* **WHAT THE TASK ASKS**: Go through the entries and count the lines with the string "Journ" in them. Give only that number.

Stored entries
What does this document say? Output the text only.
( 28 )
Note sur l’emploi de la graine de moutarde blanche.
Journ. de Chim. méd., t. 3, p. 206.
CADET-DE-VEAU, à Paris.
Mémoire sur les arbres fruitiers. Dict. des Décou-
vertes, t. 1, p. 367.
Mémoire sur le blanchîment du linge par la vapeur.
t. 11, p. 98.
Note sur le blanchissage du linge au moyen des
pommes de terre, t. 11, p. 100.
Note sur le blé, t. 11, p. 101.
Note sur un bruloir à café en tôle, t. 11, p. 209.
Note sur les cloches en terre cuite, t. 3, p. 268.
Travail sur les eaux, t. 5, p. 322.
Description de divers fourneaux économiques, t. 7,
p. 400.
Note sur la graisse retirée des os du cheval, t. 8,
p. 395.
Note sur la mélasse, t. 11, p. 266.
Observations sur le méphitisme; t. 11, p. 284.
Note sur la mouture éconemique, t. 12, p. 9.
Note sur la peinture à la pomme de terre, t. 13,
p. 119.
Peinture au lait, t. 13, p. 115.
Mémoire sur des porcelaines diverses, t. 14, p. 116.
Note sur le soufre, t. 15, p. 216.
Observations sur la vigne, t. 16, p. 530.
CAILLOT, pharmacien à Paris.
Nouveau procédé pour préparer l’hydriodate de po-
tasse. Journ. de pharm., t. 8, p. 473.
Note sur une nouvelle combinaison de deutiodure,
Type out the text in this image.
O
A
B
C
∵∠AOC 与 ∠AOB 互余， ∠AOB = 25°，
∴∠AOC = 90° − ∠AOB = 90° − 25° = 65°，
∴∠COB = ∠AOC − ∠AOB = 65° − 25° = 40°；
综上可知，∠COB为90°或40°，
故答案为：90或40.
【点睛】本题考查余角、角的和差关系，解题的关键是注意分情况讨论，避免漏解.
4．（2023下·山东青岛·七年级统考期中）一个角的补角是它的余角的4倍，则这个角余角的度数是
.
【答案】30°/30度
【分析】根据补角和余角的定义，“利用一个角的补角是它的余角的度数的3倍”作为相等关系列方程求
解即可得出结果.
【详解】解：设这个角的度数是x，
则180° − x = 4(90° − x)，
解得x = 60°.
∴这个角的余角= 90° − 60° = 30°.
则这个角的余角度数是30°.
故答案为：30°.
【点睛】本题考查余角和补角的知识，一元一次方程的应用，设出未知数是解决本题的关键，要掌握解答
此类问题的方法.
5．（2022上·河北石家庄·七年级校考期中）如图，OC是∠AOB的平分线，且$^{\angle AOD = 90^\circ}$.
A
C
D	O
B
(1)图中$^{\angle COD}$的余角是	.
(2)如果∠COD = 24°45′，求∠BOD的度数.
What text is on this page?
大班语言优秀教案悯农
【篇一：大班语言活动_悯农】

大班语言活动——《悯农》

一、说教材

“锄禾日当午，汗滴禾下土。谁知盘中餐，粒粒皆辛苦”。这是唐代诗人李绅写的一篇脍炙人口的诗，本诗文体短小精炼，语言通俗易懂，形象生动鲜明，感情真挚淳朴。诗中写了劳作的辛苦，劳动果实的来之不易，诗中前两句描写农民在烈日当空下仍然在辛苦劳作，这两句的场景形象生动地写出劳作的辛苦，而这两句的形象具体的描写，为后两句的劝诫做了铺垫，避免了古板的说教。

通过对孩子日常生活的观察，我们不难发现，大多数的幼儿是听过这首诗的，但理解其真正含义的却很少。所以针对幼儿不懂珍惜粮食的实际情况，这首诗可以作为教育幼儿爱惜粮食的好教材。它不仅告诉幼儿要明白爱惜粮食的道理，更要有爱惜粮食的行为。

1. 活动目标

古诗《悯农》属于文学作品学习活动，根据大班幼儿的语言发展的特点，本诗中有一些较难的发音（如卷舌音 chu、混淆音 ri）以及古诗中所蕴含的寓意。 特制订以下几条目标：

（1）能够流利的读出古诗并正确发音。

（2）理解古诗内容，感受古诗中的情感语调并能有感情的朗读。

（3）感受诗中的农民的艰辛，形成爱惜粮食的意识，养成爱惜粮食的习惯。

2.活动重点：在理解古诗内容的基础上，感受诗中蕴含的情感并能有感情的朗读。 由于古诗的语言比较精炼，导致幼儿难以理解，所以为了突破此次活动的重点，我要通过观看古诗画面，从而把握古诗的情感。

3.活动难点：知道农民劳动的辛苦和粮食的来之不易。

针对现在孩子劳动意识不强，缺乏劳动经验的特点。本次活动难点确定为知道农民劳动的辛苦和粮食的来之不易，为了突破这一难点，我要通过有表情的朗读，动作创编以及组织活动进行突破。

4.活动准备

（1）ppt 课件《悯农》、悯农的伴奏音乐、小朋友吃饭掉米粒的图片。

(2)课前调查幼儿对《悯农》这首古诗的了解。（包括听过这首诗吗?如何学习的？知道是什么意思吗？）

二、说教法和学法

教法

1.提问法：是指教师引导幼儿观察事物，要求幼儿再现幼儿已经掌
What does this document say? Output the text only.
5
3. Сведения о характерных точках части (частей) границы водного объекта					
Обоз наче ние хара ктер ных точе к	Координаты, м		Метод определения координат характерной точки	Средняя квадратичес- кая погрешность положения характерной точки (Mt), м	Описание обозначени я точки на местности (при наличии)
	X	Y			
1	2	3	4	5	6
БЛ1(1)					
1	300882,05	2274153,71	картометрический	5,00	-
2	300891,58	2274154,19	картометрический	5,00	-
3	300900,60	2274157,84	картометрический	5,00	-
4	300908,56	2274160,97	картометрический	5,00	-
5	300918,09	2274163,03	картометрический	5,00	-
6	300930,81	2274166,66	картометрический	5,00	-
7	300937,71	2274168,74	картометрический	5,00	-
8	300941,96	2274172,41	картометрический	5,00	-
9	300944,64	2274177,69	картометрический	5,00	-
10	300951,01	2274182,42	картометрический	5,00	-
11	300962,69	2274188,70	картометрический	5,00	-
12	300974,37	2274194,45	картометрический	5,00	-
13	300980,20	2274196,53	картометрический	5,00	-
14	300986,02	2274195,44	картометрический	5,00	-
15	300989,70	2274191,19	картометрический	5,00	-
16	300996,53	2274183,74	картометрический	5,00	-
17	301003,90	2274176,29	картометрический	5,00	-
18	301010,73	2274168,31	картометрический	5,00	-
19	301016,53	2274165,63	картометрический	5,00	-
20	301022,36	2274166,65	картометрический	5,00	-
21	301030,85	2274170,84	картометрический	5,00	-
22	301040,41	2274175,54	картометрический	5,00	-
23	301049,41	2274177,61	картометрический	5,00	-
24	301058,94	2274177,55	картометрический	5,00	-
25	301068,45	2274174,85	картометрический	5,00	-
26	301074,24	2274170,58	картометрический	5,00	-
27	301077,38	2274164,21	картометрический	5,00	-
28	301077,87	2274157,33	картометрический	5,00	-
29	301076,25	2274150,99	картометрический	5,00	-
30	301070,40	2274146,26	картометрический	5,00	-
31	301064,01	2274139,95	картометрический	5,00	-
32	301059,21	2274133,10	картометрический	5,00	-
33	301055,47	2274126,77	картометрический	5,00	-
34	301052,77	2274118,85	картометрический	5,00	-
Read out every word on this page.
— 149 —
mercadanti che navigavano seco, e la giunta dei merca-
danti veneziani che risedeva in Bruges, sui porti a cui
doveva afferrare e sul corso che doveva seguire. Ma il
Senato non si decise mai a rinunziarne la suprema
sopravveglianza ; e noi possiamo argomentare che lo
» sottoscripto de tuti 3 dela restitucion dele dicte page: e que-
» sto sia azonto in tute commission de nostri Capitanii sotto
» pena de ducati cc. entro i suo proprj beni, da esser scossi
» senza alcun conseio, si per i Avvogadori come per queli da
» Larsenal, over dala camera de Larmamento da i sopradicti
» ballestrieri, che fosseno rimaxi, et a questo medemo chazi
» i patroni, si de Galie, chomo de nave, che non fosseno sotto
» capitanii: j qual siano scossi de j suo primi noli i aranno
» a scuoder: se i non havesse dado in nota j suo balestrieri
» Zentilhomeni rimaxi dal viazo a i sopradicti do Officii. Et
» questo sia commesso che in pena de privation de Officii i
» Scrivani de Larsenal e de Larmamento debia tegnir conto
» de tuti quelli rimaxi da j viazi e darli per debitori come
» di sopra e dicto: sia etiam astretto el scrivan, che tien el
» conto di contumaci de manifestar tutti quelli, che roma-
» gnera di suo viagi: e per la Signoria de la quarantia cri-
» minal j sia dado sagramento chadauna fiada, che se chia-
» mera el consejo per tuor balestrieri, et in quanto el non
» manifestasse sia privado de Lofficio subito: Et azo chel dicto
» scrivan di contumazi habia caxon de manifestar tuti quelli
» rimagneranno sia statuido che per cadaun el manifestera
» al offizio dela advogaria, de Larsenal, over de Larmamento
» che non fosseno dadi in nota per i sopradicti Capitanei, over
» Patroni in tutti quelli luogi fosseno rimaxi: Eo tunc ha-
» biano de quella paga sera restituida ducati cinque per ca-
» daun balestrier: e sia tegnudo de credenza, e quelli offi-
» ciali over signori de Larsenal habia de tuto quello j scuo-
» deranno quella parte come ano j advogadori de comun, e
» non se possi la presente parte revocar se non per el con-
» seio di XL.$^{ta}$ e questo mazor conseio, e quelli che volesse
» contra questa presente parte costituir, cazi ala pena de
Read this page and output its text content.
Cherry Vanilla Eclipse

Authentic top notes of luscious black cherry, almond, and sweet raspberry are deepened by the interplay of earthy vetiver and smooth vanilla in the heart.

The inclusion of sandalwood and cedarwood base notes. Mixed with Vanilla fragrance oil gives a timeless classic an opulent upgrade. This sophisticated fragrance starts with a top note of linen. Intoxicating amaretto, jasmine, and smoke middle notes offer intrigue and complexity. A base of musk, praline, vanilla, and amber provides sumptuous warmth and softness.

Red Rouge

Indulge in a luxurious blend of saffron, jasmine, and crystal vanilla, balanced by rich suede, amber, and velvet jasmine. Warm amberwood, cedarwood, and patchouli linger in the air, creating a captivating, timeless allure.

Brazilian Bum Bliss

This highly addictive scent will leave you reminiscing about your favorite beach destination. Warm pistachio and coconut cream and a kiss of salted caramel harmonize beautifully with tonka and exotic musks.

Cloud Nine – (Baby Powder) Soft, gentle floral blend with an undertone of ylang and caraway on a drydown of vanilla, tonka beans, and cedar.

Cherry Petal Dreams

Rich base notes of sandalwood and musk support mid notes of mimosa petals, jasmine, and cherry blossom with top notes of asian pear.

* **ANSWER TO THE TASK**: 2